## WHAT YOU NEED TO DO
Give back the full material, exactly as it reads.

[Excerpt from a dataset]
--- start ---
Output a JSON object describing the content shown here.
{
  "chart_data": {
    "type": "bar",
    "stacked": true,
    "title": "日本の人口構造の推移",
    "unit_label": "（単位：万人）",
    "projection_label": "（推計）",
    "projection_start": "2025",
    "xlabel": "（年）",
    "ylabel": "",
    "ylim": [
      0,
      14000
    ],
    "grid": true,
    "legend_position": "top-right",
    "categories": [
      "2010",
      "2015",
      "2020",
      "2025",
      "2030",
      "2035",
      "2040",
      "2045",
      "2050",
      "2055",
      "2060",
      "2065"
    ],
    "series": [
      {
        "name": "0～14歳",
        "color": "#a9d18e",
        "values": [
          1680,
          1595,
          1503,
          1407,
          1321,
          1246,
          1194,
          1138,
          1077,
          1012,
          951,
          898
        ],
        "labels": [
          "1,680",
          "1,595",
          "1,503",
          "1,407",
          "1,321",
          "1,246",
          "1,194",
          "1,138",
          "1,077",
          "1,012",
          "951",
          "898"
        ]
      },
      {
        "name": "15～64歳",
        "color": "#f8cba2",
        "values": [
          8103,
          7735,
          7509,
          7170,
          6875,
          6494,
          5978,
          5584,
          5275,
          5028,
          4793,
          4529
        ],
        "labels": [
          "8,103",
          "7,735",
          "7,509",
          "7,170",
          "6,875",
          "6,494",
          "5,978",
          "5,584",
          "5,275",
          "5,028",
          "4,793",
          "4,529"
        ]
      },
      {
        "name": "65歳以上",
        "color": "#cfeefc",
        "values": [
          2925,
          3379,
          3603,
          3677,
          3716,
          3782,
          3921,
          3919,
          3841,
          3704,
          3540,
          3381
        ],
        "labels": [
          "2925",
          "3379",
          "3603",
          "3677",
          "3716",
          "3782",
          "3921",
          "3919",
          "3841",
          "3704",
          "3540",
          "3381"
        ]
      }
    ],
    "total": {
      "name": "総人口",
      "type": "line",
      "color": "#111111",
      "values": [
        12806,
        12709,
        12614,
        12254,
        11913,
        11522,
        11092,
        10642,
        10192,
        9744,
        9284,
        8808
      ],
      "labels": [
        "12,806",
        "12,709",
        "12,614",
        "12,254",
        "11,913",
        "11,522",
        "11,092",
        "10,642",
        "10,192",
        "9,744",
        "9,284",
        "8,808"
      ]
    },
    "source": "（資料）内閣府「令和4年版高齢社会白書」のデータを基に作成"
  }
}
--- end ---
## RESPONSE BELOW
Output a JSON object describing the content shown here.
{
  "chart_data": {
    "type": "bar",
    "stacked": true,
    "title": "日本の人口構造の推移",
    "unit_label": "（単位：万人）",
    "projection_label": "（推計）",
    "projection_start": "2025",
    "xlabel": "（年）",
    "ylabel": "",
    "ylim": [
      0,
      14000
    ],
    "grid": true,
    "legend_position": "top-right",
    "categories": [
      "2010",
      "2015",
      "2020",
      "2025",
      "2030",
      "2035",
      "2040",
      "2045",
      "2050",
      "2055",
      "2060",
      "2065"
    ],
    "series": [
      {
        "name": "0～14歳",
        "color": "#a9d18e",
        "values": [
          1680,
          1595,
          1503,
          1407,
          1321,
          1246,
          1194,
          1138,
          1077,
          1012,
          951,
          898
        ],
        "labels": [
          "1,680",
          "1,595",
          "1,503",
          "1,407",
          "1,321",
          "1,246",
          "1,194",
          "1,138",
          "1,077",
          "1,012",
          "951",
          "898"
        ]
      },
      {
        "name": "15～64歳",
        "color": "#f8cba2",
        "values": [
          8103,
          7735,
          7509,
          7170,
          6875,
          6494,
          5978,
          5584,
          5275,
          5028,
          4793,
          4529
        ],
        "labels": [
          "8,103",
          "7,735",
          "7,509",
          "7,170",
          "6,875",
          "6,494",
          "5,978",
          "5,584",
          "5,275",
          "5,028",
          "4,793",
          "4,529"
        ]
      },
      {
        "name": "65歳以上",
        "color": "#cfeefc",
        "values": [
          2925,
          3379,
          3603,
          3677,
          3716,
          3782,
          3921,
          3919,
          3841,
          3704,
          3540,
          3381
        ],
        "labels": [
          "2925",
          "3379",
          "3603",
          "3677",
          "3716",
          "3782",
          "3921",
          "3919",
          "3841",
          "3704",
          "3540",
          "3381"
        ]
      }
    ],
    "total": {
      "name": "総人口",
      "type": "line",
      "color": "#111111",
      "values": [
        12806,
        12709,
        12614,
        12254,
        11913,
        11522,
        11092,
        10642,
        10192,
        9744,
        9284,
        8808
      ],
      "labels": [
        "12,806",
        "12,709",
        "12,614",
        "12,254",
        "11,913",
        "11,522",
        "11,092",
        "10,642",
        "10,192",
        "9,744",
        "9,284",
        "8,808"
      ]
    },
    "source": "（資料）内閣府「令和4年版高齢社会白書」のデータを基に作成"
  }
}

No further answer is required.